→ **ENTRIES**:
— begin —

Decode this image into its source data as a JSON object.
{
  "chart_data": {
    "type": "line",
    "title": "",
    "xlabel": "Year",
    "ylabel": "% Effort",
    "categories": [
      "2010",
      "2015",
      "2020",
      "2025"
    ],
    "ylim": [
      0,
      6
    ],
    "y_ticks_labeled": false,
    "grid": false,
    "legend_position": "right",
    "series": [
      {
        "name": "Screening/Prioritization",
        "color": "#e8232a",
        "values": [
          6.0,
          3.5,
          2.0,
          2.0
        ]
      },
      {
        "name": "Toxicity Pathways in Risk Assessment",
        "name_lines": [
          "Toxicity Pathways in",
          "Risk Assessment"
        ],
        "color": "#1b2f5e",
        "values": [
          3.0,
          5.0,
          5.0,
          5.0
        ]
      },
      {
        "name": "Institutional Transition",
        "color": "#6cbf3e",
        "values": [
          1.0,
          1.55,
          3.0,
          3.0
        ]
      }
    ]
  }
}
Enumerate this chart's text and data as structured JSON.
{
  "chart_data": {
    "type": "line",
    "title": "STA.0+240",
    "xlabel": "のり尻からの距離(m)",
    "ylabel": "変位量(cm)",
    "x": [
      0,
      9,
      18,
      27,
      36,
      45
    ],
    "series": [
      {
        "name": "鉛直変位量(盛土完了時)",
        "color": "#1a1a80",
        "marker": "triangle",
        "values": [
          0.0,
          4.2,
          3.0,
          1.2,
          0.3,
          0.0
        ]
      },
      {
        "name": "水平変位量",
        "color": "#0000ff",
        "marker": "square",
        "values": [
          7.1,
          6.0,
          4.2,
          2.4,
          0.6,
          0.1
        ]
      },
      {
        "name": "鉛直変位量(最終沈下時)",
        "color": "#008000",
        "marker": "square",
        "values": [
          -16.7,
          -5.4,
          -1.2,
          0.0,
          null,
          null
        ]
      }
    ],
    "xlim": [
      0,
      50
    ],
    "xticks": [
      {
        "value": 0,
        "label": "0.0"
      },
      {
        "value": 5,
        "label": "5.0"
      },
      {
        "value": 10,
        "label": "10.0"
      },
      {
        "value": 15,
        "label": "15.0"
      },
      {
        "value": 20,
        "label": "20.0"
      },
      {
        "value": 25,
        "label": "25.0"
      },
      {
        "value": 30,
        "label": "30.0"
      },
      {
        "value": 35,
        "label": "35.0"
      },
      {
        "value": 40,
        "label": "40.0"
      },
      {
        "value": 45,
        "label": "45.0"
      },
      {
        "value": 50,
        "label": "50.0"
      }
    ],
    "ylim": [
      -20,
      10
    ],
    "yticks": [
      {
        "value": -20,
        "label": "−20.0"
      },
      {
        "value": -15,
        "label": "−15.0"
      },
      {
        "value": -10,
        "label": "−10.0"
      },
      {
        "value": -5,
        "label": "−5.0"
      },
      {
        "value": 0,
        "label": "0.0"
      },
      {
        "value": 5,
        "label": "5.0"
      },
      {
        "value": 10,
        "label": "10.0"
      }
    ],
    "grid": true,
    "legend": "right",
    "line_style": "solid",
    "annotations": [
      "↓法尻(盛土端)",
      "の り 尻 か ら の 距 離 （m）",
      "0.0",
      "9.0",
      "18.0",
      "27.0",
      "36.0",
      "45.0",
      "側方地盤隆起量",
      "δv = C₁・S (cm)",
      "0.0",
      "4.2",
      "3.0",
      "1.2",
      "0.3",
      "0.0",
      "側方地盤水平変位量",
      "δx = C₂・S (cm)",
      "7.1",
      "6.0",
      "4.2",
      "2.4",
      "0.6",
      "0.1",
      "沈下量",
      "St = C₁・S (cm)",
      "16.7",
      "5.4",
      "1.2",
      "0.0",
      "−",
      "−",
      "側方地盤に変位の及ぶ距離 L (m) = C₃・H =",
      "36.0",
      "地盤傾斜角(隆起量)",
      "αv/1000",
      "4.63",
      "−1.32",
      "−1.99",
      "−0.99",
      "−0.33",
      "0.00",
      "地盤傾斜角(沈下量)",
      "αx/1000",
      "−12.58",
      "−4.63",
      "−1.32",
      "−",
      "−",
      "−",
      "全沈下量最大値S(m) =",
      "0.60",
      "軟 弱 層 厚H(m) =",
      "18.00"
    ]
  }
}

— end —

Give all the entries again exactly; leave none out.

→ **ANSWER BELOW**:
Decode this image into its source data as a JSON object.
{
  "chart_data": {
    "type": "line",
    "title": "",
    "xlabel": "Year",
    "ylabel": "% Effort",
    "categories": [
      "2010",
      "2015",
      "2020",
      "2025"
    ],
    "ylim": [
      0,
      6
    ],
    "y_ticks_labeled": false,
    "grid": false,
    "legend_position": "right",
    "series": [
      {
        "name": "Screening/Prioritization",
        "color": "#e8232a",
        "values": [
          6.0,
          3.5,
          2.0,
          2.0
        ]
      },
      {
        "name": "Toxicity Pathways in Risk Assessment",
        "name_lines": [
          "Toxicity Pathways in",
          "Risk Assessment"
        ],
        "color": "#1b2f5e",
        "values": [
          3.0,
          5.0,
          5.0,
          5.0
        ]
      },
      {
        "name": "Institutional Transition",
        "color": "#6cbf3e",
        "values": [
          1.0,
          1.55,
          3.0,
          3.0
        ]
      }
    ]
  }
}
Enumerate this chart's text and data as structured JSON.
{
  "chart_data": {
    "type": "line",
    "title": "STA.0+240",
    "xlabel": "のり尻からの距離(m)",
    "ylabel": "変位量(cm)",
    "x": [
      0,
      9,
      18,
      27,
      36,
      45
    ],
    "series": [
      {
        "name": "鉛直変位量(盛土完了時)",
        "color": "#1a1a80",
        "marker": "triangle",
        "values": [
          0.0,
          4.2,
          3.0,
          1.2,
          0.3,
          0.0
        ]
      },
      {
        "name": "水平変位量",
        "color": "#0000ff",
        "marker": "square",
        "values": [
          7.1,
          6.0,
          4.2,
          2.4,
          0.6,
          0.1
        ]
      },
      {
        "name": "鉛直変位量(最終沈下時)",
        "color": "#008000",
        "marker": "square",
        "values": [
          -16.7,
          -5.4,
          -1.2,
          0.0,
          null,
          null
        ]
      }
    ],
    "xlim": [
      0,
      50
    ],
    "xticks": [
      {
        "value": 0,
        "label": "0.0"
      },
      {
        "value": 5,
        "label": "5.0"
      },
      {
        "value": 10,
        "label": "10.0"
      },
      {
        "value": 15,
        "label": "15.0"
      },
      {
        "value": 20,
        "label": "20.0"
      },
      {
        "value": 25,
        "label": "25.0"
      },
      {
        "value": 30,
        "label": "30.0"
      },
      {
        "value": 35,
        "label": "35.0"
      },
      {
        "value": 40,
        "label": "40.0"
      },
      {
        "value": 45,
        "label": "45.0"
      },
      {
        "value": 50,
        "label": "50.0"
      }
    ],
    "ylim": [
      -20,
      10
    ],
    "yticks": [
      {
        "value": -20,
        "label": "−20.0"
      },
      {
        "value": -15,
        "label": "−15.0"
      },
      {
        "value": -10,
        "label": "−10.0"
      },
      {
        "value": -5,
        "label": "−5.0"
      },
      {
        "value": 0,
        "label": "0.0"
      },
      {
        "value": 5,
        "label": "5.0"
      },
      {
        "value": 10,
        "label": "10.0"
      }
    ],
    "grid": true,
    "legend": "right",
    "line_style": "solid",
    "annotations": [
      "↓法尻(盛土端)",
      "の り 尻 か ら の 距 離 （m）",
      "0.0",
      "9.0",
      "18.0",
      "27.0",
      "36.0",
      "45.0",
      "側方地盤隆起量",
      "δv = C₁・S (cm)",
      "0.0",
      "4.2",
      "3.0",
      "1.2",
      "0.3",
      "0.0",
      "側方地盤水平変位量",
      "δx = C₂・S (cm)",
      "7.1",
      "6.0",
      "4.2",
      "2.4",
      "0.6",
      "0.1",
      "沈下量",
      "St = C₁・S (cm)",
      "16.7",
      "5.4",
      "1.2",
      "0.0",
      "−",
      "−",
      "側方地盤に変位の及ぶ距離 L (m) = C₃・H =",
      "36.0",
      "地盤傾斜角(隆起量)",
      "αv/1000",
      "4.63",
      "−1.32",
      "−1.99",
      "−0.99",
      "−0.33",
      "0.00",
      "地盤傾斜角(沈下量)",
      "αx/1000",
      "−12.58",
      "−4.63",
      "−1.32",
      "−",
      "−",
      "−",
      "全沈下量最大値S(m) =",
      "0.60",
      "軟 弱 層 厚H(m) =",
      "18.00"
    ]
  }
}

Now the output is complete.